Challenge:
Repeat every line exactly, keeping the pictures out of the copy.

Records:
[Start]

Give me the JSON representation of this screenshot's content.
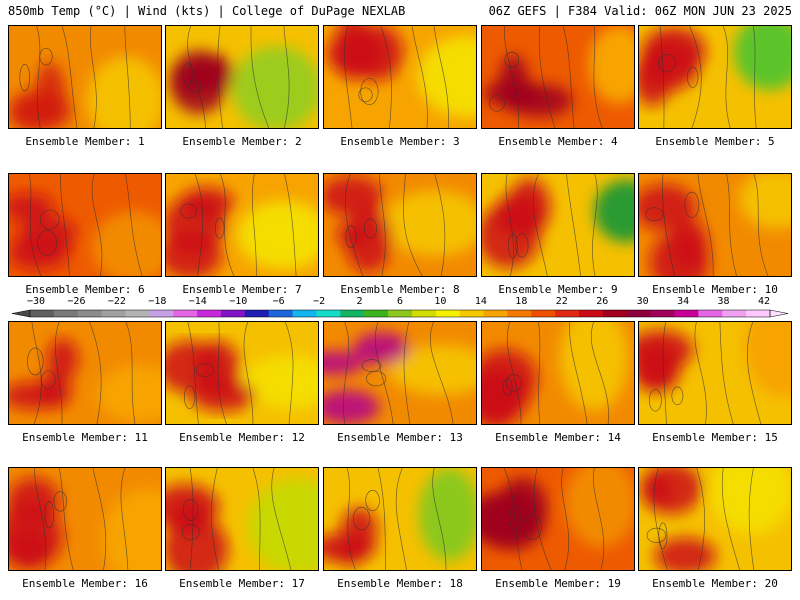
{
  "header": {
    "left": "850mb Temp (°C) | Wind (kts) | College of DuPage NEXLAB",
    "right": "06Z GEFS | F384 Valid: 06Z MON JUN 23 2025"
  },
  "member_label_prefix": "Ensemble Member: ",
  "members": [
    {
      "n": "1",
      "base": "#f28a00",
      "hot": "#d21e0a",
      "cool": "#f5c000"
    },
    {
      "n": "2",
      "base": "#f5c000",
      "hot": "#a0001e",
      "cool": "#9ccc1e"
    },
    {
      "n": "3",
      "base": "#f7a400",
      "hot": "#cc0a14",
      "cool": "#f5dd00"
    },
    {
      "n": "4",
      "base": "#ee5a00",
      "hot": "#a0001e",
      "cool": "#f7a400"
    },
    {
      "n": "5",
      "base": "#f5c000",
      "hot": "#cc0a14",
      "cool": "#5cc42a"
    },
    {
      "n": "6",
      "base": "#ee5a00",
      "hot": "#cc0a14",
      "cool": "#f28a00"
    },
    {
      "n": "7",
      "base": "#f7a400",
      "hot": "#cc0a14",
      "cool": "#f5dd00"
    },
    {
      "n": "8",
      "base": "#f28a00",
      "hot": "#cc0a14",
      "cool": "#f5c000"
    },
    {
      "n": "9",
      "base": "#f5c000",
      "hot": "#cc0a14",
      "cool": "#2c9a32"
    },
    {
      "n": "10",
      "base": "#f28a00",
      "hot": "#cc0a14",
      "cool": "#f5c000"
    },
    {
      "n": "11",
      "base": "#f28a00",
      "hot": "#cc0a14",
      "cool": "#f7a400"
    },
    {
      "n": "12",
      "base": "#f5c000",
      "hot": "#cc0a14",
      "cool": "#f5dd00"
    },
    {
      "n": "13",
      "base": "#f28a00",
      "hot": "#b4008c",
      "cool": "#f5c000"
    },
    {
      "n": "14",
      "base": "#f28a00",
      "hot": "#cc0a14",
      "cool": "#f5c000"
    },
    {
      "n": "15",
      "base": "#f5c000",
      "hot": "#cc0a14",
      "cool": "#f7a400"
    },
    {
      "n": "16",
      "base": "#f28a00",
      "hot": "#cc0a14",
      "cool": "#f7a400"
    },
    {
      "n": "17",
      "base": "#f5c000",
      "hot": "#cc0a14",
      "cool": "#c8d800"
    },
    {
      "n": "18",
      "base": "#f5c000",
      "hot": "#cc0a14",
      "cool": "#8cc81e"
    },
    {
      "n": "19",
      "base": "#ee5a00",
      "hot": "#a0001e",
      "cool": "#f28a00"
    },
    {
      "n": "20",
      "base": "#f5c000",
      "hot": "#cc0a14",
      "cool": "#f5dd00"
    }
  ],
  "colorbar": {
    "ticks": [
      "−30",
      "−26",
      "−22",
      "−18",
      "−14",
      "−10",
      "−6",
      "−2",
      "2",
      "6",
      "10",
      "14",
      "18",
      "22",
      "26",
      "30",
      "34",
      "38",
      "42"
    ],
    "colors": [
      "#606060",
      "#7a7a7a",
      "#8c8c8c",
      "#a0a0a0",
      "#b4b4b4",
      "#c8a0e6",
      "#e664e6",
      "#c828dc",
      "#8214c8",
      "#1e1eb4",
      "#1e64dc",
      "#14b4f0",
      "#14dcc8",
      "#14b464",
      "#3cb41e",
      "#8cc81e",
      "#d2dc00",
      "#f5f000",
      "#f5c800",
      "#f7a400",
      "#f57800",
      "#ee5000",
      "#e12814",
      "#cc0a14",
      "#a0001e",
      "#8c003c",
      "#a0005a",
      "#c80096",
      "#e664e6",
      "#f0a0f0",
      "#ffc8ff"
    ]
  }
}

[End]

Solution for this problem:
Give me the JSON representation of this screenshot's content.
{
  "header": {
    "left": "850mb Temp (°C) | Wind (kts) | College of DuPage NEXLAB",
    "right": "06Z GEFS | F384 Valid: 06Z MON JUN 23 2025"
  },
  "member_label_prefix": "Ensemble Member: ",
  "members": [
    {
      "n": "1",
      "base": "#f28a00",
      "hot": "#d21e0a",
      "cool": "#f5c000"
    },
    {
      "n": "2",
      "base": "#f5c000",
      "hot": "#a0001e",
      "cool": "#9ccc1e"
    },
    {
      "n": "3",
      "base": "#f7a400",
      "hot": "#cc0a14",
      "cool": "#f5dd00"
    },
    {
      "n": "4",
      "base": "#ee5a00",
      "hot": "#a0001e",
      "cool": "#f7a400"
    },
    {
      "n": "5",
      "base": "#f5c000",
      "hot": "#cc0a14",
      "cool": "#5cc42a"
    },
    {
      "n": "6",
      "base": "#ee5a00",
      "hot": "#cc0a14",
      "cool": "#f28a00"
    },
    {
      "n": "7",
      "base": "#f7a400",
      "hot": "#cc0a14",
      "cool": "#f5dd00"
    },
    {
      "n": "8",
      "base": "#f28a00",
      "hot": "#cc0a14",
      "cool": "#f5c000"
    },
    {
      "n": "9",
      "base": "#f5c000",
      "hot": "#cc0a14",
      "cool": "#2c9a32"
    },
    {
      "n": "10",
      "base": "#f28a00",
      "hot": "#cc0a14",
      "cool": "#f5c000"
    },
    {
      "n": "11",
      "base": "#f28a00",
      "hot": "#cc0a14",
      "cool": "#f7a400"
    },
    {
      "n": "12",
      "base": "#f5c000",
      "hot": "#cc0a14",
      "cool": "#f5dd00"
    },
    {
      "n": "13",
      "base": "#f28a00",
      "hot": "#b4008c",
      "cool": "#f5c000"
    },
    {
      "n": "14",
      "base": "#f28a00",
      "hot": "#cc0a14",
      "cool": "#f5c000"
    },
    {
      "n": "15",
      "base": "#f5c000",
      "hot": "#cc0a14",
      "cool": "#f7a400"
    },
    {
      "n": "16",
      "base": "#f28a00",
      "hot": "#cc0a14",
      "cool": "#f7a400"
    },
    {
      "n": "17",
      "base": "#f5c000",
      "hot": "#cc0a14",
      "cool": "#c8d800"
    },
    {
      "n": "18",
      "base": "#f5c000",
      "hot": "#cc0a14",
      "cool": "#8cc81e"
    },
    {
      "n": "19",
      "base": "#ee5a00",
      "hot": "#a0001e",
      "cool": "#f28a00"
    },
    {
      "n": "20",
      "base": "#f5c000",
      "hot": "#cc0a14",
      "cool": "#f5dd00"
    }
  ],
  "colorbar": {
    "ticks": [
      "−30",
      "−26",
      "−22",
      "−18",
      "−14",
      "−10",
      "−6",
      "−2",
      "2",
      "6",
      "10",
      "14",
      "18",
      "22",
      "26",
      "30",
      "34",
      "38",
      "42"
    ],
    "colors": [
      "#606060",
      "#7a7a7a",
      "#8c8c8c",
      "#a0a0a0",
      "#b4b4b4",
      "#c8a0e6",
      "#e664e6",
      "#c828dc",
      "#8214c8",
      "#1e1eb4",
      "#1e64dc",
      "#14b4f0",
      "#14dcc8",
      "#14b464",
      "#3cb41e",
      "#8cc81e",
      "#d2dc00",
      "#f5f000",
      "#f5c800",
      "#f7a400",
      "#f57800",
      "#ee5000",
      "#e12814",
      "#cc0a14",
      "#a0001e",
      "#8c003c",
      "#a0005a",
      "#c80096",
      "#e664e6",
      "#f0a0f0",
      "#ffc8ff"
    ]
  }
}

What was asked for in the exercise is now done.